WRITTEN INSTRUCTION >> Repeat each record below exactly as given.

(Saved data entries)
|---|

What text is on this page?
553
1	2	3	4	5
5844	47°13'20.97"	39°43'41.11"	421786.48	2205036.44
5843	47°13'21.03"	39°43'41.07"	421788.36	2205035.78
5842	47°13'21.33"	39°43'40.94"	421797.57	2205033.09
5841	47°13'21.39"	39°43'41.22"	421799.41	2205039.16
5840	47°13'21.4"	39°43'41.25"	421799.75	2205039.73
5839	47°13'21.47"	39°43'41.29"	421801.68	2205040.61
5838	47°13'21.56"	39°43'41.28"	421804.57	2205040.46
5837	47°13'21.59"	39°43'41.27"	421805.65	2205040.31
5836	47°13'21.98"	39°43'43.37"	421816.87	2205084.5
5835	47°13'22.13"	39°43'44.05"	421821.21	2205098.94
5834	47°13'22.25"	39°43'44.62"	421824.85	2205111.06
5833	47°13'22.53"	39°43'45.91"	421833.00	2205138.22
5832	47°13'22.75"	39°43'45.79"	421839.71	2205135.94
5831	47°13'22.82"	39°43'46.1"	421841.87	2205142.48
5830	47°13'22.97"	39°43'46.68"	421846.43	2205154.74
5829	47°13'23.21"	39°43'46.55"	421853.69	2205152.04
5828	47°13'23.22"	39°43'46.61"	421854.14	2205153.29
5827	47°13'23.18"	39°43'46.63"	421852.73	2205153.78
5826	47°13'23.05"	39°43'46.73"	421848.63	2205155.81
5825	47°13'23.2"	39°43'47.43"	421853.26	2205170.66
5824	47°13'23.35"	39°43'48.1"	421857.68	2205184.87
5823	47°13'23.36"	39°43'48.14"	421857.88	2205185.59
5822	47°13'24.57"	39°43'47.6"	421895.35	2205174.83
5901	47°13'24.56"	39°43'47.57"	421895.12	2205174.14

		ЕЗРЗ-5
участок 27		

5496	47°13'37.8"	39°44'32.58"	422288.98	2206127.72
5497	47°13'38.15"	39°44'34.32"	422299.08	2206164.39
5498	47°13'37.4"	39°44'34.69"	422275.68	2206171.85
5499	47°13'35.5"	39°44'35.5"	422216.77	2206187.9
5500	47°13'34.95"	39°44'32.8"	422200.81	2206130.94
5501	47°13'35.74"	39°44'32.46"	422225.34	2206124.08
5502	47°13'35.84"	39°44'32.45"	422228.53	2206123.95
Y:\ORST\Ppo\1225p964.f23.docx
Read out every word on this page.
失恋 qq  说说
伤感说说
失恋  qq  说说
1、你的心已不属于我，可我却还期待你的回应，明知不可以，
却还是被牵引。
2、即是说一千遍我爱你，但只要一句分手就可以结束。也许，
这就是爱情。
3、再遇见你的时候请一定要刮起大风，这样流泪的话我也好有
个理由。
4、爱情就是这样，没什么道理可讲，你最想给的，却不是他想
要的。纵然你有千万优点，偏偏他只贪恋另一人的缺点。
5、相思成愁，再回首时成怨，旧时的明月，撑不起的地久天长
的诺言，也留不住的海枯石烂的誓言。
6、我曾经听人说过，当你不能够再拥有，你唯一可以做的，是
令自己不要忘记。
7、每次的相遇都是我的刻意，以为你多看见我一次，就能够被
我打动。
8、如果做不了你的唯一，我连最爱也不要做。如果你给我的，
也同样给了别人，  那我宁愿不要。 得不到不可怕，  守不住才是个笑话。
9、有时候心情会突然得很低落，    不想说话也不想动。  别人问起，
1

|---|

EXERCISE RESULT >>
What text is on this page?
553
1	2	3	4	5
5844	47°13'20.97"	39°43'41.11"	421786.48	2205036.44
5843	47°13'21.03"	39°43'41.07"	421788.36	2205035.78
5842	47°13'21.33"	39°43'40.94"	421797.57	2205033.09
5841	47°13'21.39"	39°43'41.22"	421799.41	2205039.16
5840	47°13'21.4"	39°43'41.25"	421799.75	2205039.73
5839	47°13'21.47"	39°43'41.29"	421801.68	2205040.61
5838	47°13'21.56"	39°43'41.28"	421804.57	2205040.46
5837	47°13'21.59"	39°43'41.27"	421805.65	2205040.31
5836	47°13'21.98"	39°43'43.37"	421816.87	2205084.5
5835	47°13'22.13"	39°43'44.05"	421821.21	2205098.94
5834	47°13'22.25"	39°43'44.62"	421824.85	2205111.06
5833	47°13'22.53"	39°43'45.91"	421833.00	2205138.22
5832	47°13'22.75"	39°43'45.79"	421839.71	2205135.94
5831	47°13'22.82"	39°43'46.1"	421841.87	2205142.48
5830	47°13'22.97"	39°43'46.68"	421846.43	2205154.74
5829	47°13'23.21"	39°43'46.55"	421853.69	2205152.04
5828	47°13'23.22"	39°43'46.61"	421854.14	2205153.29
5827	47°13'23.18"	39°43'46.63"	421852.73	2205153.78
5826	47°13'23.05"	39°43'46.73"	421848.63	2205155.81
5825	47°13'23.2"	39°43'47.43"	421853.26	2205170.66
5824	47°13'23.35"	39°43'48.1"	421857.68	2205184.87
5823	47°13'23.36"	39°43'48.14"	421857.88	2205185.59
5822	47°13'24.57"	39°43'47.6"	421895.35	2205174.83
5901	47°13'24.56"	39°43'47.57"	421895.12	2205174.14

		ЕЗРЗ-5
участок 27		

5496	47°13'37.8"	39°44'32.58"	422288.98	2206127.72
5497	47°13'38.15"	39°44'34.32"	422299.08	2206164.39
5498	47°13'37.4"	39°44'34.69"	422275.68	2206171.85
5499	47°13'35.5"	39°44'35.5"	422216.77	2206187.9
5500	47°13'34.95"	39°44'32.8"	422200.81	2206130.94
5501	47°13'35.74"	39°44'32.46"	422225.34	2206124.08
5502	47°13'35.84"	39°44'32.45"	422228.53	2206123.95
Y:\ORST\Ppo\1225p964.f23.docx
Read out every word on this page.
失恋 qq  说说
伤感说说
失恋  qq  说说
1、你的心已不属于我，可我却还期待你的回应，明知不可以，
却还是被牵引。
2、即是说一千遍我爱你，但只要一句分手就可以结束。也许，
这就是爱情。
3、再遇见你的时候请一定要刮起大风，这样流泪的话我也好有
个理由。
4、爱情就是这样，没什么道理可讲，你最想给的，却不是他想
要的。纵然你有千万优点，偏偏他只贪恋另一人的缺点。
5、相思成愁，再回首时成怨，旧时的明月，撑不起的地久天长
的诺言，也留不住的海枯石烂的誓言。
6、我曾经听人说过，当你不能够再拥有，你唯一可以做的，是
令自己不要忘记。
7、每次的相遇都是我的刻意，以为你多看见我一次，就能够被
我打动。
8、如果做不了你的唯一，我连最爱也不要做。如果你给我的，
也同样给了别人，  那我宁愿不要。 得不到不可怕，  守不住才是个笑话。
9、有时候心情会突然得很低落，    不想说话也不想动。  别人问起，
1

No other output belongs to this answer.